--- BEGIN Input rows ---

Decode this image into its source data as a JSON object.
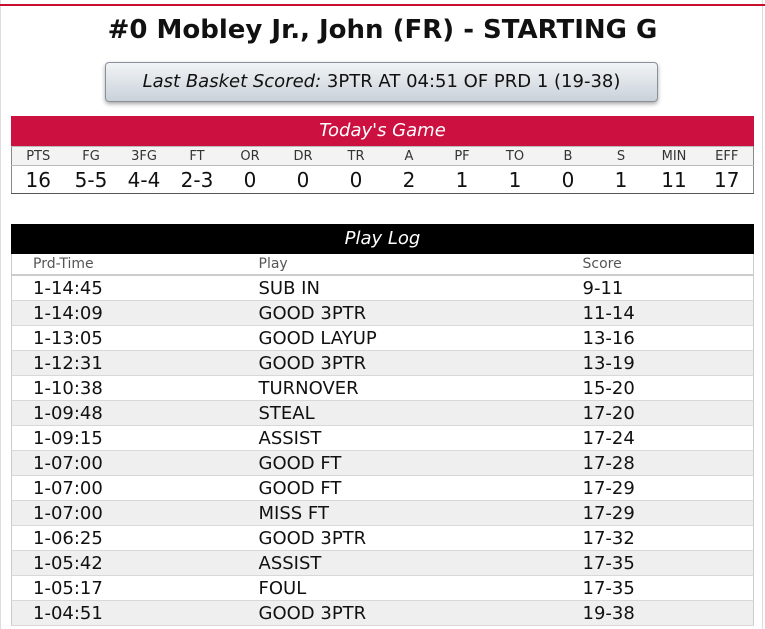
{
  "player": {
    "title": "#0 Mobley Jr., John (FR) - STARTING G"
  },
  "last_basket": {
    "label": "Last Basket Scored:",
    "value": "3PTR AT 04:51 OF PRD 1 (19-38)"
  },
  "todays_game": {
    "title": "Today's Game",
    "headers": [
      "PTS",
      "FG",
      "3FG",
      "FT",
      "OR",
      "DR",
      "TR",
      "A",
      "PF",
      "TO",
      "B",
      "S",
      "MIN",
      "EFF"
    ],
    "values": [
      "16",
      "5-5",
      "4-4",
      "2-3",
      "0",
      "0",
      "0",
      "2",
      "1",
      "1",
      "0",
      "1",
      "11",
      "17"
    ]
  },
  "play_log": {
    "title": "Play Log",
    "headers": {
      "time": "Prd-Time",
      "play": "Play",
      "score": "Score"
    },
    "rows": [
      {
        "time": "1-14:45",
        "play": "SUB IN",
        "score": "9-11"
      },
      {
        "time": "1-14:09",
        "play": "GOOD 3PTR",
        "score": "11-14"
      },
      {
        "time": "1-13:05",
        "play": "GOOD LAYUP",
        "score": "13-16"
      },
      {
        "time": "1-12:31",
        "play": "GOOD 3PTR",
        "score": "13-19"
      },
      {
        "time": "1-10:38",
        "play": "TURNOVER",
        "score": "15-20"
      },
      {
        "time": "1-09:48",
        "play": "STEAL",
        "score": "17-20"
      },
      {
        "time": "1-09:15",
        "play": "ASSIST",
        "score": "17-24"
      },
      {
        "time": "1-07:00",
        "play": "GOOD FT",
        "score": "17-28"
      },
      {
        "time": "1-07:00",
        "play": "GOOD FT",
        "score": "17-29"
      },
      {
        "time": "1-07:00",
        "play": "MISS FT",
        "score": "17-29"
      },
      {
        "time": "1-06:25",
        "play": "GOOD 3PTR",
        "score": "17-32"
      },
      {
        "time": "1-05:42",
        "play": "ASSIST",
        "score": "17-35"
      },
      {
        "time": "1-05:17",
        "play": "FOUL",
        "score": "17-35"
      },
      {
        "time": "1-04:51",
        "play": "GOOD 3PTR",
        "score": "19-38"
      }
    ]
  },
  "colors": {
    "accent_red": "#cc1140",
    "header_black": "#000000"
  }
}
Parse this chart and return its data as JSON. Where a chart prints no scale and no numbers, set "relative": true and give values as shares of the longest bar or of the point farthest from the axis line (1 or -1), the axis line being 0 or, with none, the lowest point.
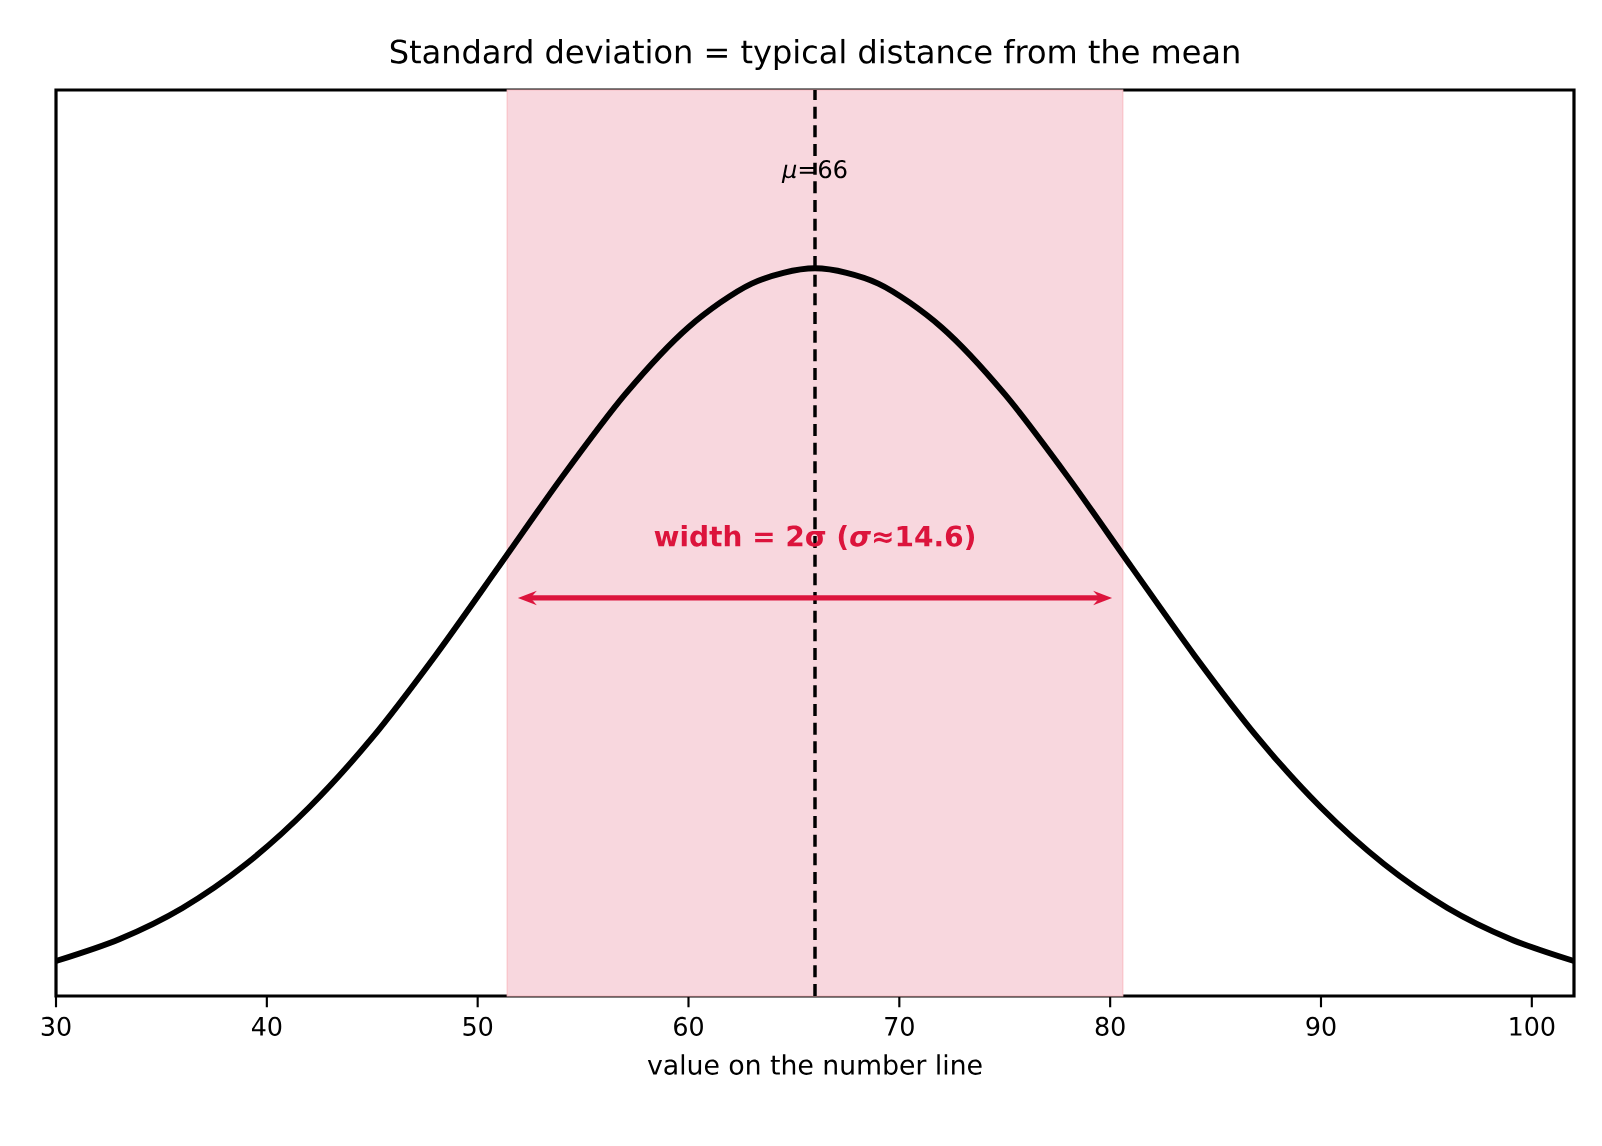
{
  "chart_data": {
    "type": "line",
    "title": "Standard deviation = typical distance from the mean",
    "xlabel": "value on the number line",
    "x": [
      30,
      33,
      36,
      39,
      42,
      45,
      48,
      51,
      54,
      57,
      60,
      63,
      66,
      69,
      72,
      75,
      78,
      81,
      84,
      87,
      90,
      93,
      96,
      99,
      102
    ],
    "series": [
      {
        "color": "#000000",
        "values": [
          0.048,
          0.078,
          0.121,
          0.181,
          0.259,
          0.355,
          0.468,
          0.59,
          0.713,
          0.827,
          0.919,
          0.979,
          1,
          0.979,
          0.919,
          0.827,
          0.713,
          0.59,
          0.468,
          0.355,
          0.259,
          0.181,
          0.121,
          0.078,
          0.048
        ]
      }
    ],
    "relative": true,
    "xlim": [
      30,
      102
    ],
    "xticks": [
      30,
      40,
      50,
      60,
      70,
      80,
      90,
      100
    ],
    "tick_labels": "x",
    "ref_lines": [
      {
        "axis": "x",
        "value": 66,
        "label": "*μ*=66",
        "color": "#000000",
        "line_style": "dashed"
      }
    ],
    "bands": [
      {
        "axis": "x",
        "from": 51.4,
        "to": 80.6,
        "color": "#f8d7de"
      }
    ],
    "annotations": [
      {
        "text": "width = 2σ (*σ*≈14.6)",
        "x": 66,
        "y": 0.63
      }
    ]
  }
}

--- END Input rows ---

- _Exercise prompt_
Going through the entries above, tally each line that has the word "this". Answer with the number only.

- _Complete answer_
2